*Exercise prompt*.
Give the data a second time, exactly and in full.
-- Begin Task material --
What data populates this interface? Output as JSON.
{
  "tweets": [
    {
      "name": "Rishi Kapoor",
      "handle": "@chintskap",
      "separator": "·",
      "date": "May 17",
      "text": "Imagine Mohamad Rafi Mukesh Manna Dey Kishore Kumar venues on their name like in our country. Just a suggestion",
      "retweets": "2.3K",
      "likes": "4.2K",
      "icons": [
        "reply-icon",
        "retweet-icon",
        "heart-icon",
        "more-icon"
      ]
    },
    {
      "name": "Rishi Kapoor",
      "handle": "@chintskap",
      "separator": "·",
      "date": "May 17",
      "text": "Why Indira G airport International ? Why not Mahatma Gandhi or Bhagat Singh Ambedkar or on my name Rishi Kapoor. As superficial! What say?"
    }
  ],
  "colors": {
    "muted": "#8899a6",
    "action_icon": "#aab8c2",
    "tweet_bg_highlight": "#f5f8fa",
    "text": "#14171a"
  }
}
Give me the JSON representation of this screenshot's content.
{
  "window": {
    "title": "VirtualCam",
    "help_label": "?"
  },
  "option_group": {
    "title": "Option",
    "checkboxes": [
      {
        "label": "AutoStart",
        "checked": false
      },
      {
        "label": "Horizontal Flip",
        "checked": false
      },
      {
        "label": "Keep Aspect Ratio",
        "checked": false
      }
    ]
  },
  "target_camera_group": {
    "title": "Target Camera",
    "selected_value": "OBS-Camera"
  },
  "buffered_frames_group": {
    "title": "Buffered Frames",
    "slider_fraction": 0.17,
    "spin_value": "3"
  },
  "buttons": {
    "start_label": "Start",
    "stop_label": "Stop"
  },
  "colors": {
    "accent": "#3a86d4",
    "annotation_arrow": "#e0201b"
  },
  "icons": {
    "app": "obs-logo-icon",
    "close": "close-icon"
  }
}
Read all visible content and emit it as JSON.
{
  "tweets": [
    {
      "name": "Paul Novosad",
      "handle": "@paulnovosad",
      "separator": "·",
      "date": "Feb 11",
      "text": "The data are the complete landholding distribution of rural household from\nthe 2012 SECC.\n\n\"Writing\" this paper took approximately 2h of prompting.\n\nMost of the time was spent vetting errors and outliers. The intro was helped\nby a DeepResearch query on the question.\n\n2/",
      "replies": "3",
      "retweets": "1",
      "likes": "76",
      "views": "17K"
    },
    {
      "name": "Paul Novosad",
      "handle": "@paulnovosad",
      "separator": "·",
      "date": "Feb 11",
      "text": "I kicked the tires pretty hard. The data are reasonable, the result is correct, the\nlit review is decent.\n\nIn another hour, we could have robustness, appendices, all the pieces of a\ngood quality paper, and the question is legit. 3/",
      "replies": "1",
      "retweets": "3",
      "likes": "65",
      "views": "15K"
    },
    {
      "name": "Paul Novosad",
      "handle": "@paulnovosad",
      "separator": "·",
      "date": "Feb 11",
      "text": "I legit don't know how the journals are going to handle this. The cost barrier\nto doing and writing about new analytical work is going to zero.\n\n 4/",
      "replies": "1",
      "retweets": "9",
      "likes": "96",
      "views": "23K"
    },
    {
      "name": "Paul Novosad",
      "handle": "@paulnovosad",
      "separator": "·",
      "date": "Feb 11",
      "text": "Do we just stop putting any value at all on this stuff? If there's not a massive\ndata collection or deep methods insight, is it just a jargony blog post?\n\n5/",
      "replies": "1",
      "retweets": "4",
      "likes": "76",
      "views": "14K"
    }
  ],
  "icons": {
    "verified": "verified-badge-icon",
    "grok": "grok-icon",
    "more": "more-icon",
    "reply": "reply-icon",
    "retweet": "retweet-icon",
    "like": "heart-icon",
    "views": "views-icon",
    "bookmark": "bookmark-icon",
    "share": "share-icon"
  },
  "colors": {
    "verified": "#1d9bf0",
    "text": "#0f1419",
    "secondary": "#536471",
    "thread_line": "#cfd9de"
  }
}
-- End Task material --
*Full response*.
What data populates this interface? Output as JSON.
{
  "tweets": [
    {
      "name": "Rishi Kapoor",
      "handle": "@chintskap",
      "separator": "·",
      "date": "May 17",
      "text": "Imagine Mohamad Rafi Mukesh Manna Dey Kishore Kumar venues on their name like in our country. Just a suggestion",
      "retweets": "2.3K",
      "likes": "4.2K",
      "icons": [
        "reply-icon",
        "retweet-icon",
        "heart-icon",
        "more-icon"
      ]
    },
    {
      "name": "Rishi Kapoor",
      "handle": "@chintskap",
      "separator": "·",
      "date": "May 17",
      "text": "Why Indira G airport International ? Why not Mahatma Gandhi or Bhagat Singh Ambedkar or on my name Rishi Kapoor. As superficial! What say?"
    }
  ],
  "colors": {
    "muted": "#8899a6",
    "action_icon": "#aab8c2",
    "tweet_bg_highlight": "#f5f8fa",
    "text": "#14171a"
  }
}
Give me the JSON representation of this screenshot's content.
{
  "window": {
    "title": "VirtualCam",
    "help_label": "?"
  },
  "option_group": {
    "title": "Option",
    "checkboxes": [
      {
        "label": "AutoStart",
        "checked": false
      },
      {
        "label": "Horizontal Flip",
        "checked": false
      },
      {
        "label": "Keep Aspect Ratio",
        "checked": false
      }
    ]
  },
  "target_camera_group": {
    "title": "Target Camera",
    "selected_value": "OBS-Camera"
  },
  "buffered_frames_group": {
    "title": "Buffered Frames",
    "slider_fraction": 0.17,
    "spin_value": "3"
  },
  "buttons": {
    "start_label": "Start",
    "stop_label": "Stop"
  },
  "colors": {
    "accent": "#3a86d4",
    "annotation_arrow": "#e0201b"
  },
  "icons": {
    "app": "obs-logo-icon",
    "close": "close-icon"
  }
}
Read all visible content and emit it as JSON.
{
  "tweets": [
    {
      "name": "Paul Novosad",
      "handle": "@paulnovosad",
      "separator": "·",
      "date": "Feb 11",
      "text": "The data are the complete landholding distribution of rural household from\nthe 2012 SECC.\n\n\"Writing\" this paper took approximately 2h of prompting.\n\nMost of the time was spent vetting errors and outliers. The intro was helped\nby a DeepResearch query on the question.\n\n2/",
      "replies": "3",
      "retweets": "1",
      "likes": "76",
      "views": "17K"
    },
    {
      "name": "Paul Novosad",
      "handle": "@paulnovosad",
      "separator": "·",
      "date": "Feb 11",
      "text": "I kicked the tires pretty hard. The data are reasonable, the result is correct, the\nlit review is decent.\n\nIn another hour, we could have robustness, appendices, all the pieces of a\ngood quality paper, and the question is legit. 3/",
      "replies": "1",
      "retweets": "3",
      "likes": "65",
      "views": "15K"
    },
    {
      "name": "Paul Novosad",
      "handle": "@paulnovosad",
      "separator": "·",
      "date": "Feb 11",
      "text": "I legit don't know how the journals are going to handle this. The cost barrier\nto doing and writing about new analytical work is going to zero.\n\n 4/",
      "replies": "1",
      "retweets": "9",
      "likes": "96",
      "views": "23K"
    },
    {
      "name": "Paul Novosad",
      "handle": "@paulnovosad",
      "separator": "·",
      "date": "Feb 11",
      "text": "Do we just stop putting any value at all on this stuff? If there's not a massive\ndata collection or deep methods insight, is it just a jargony blog post?\n\n5/",
      "replies": "1",
      "retweets": "4",
      "likes": "76",
      "views": "14K"
    }
  ],
  "icons": {
    "verified": "verified-badge-icon",
    "grok": "grok-icon",
    "more": "more-icon",
    "reply": "reply-icon",
    "retweet": "retweet-icon",
    "like": "heart-icon",
    "views": "views-icon",
    "bookmark": "bookmark-icon",
    "share": "share-icon"
  },
  "colors": {
    "verified": "#1d9bf0",
    "text": "#0f1419",
    "secondary": "#536471",
    "thread_line": "#cfd9de"
  }
}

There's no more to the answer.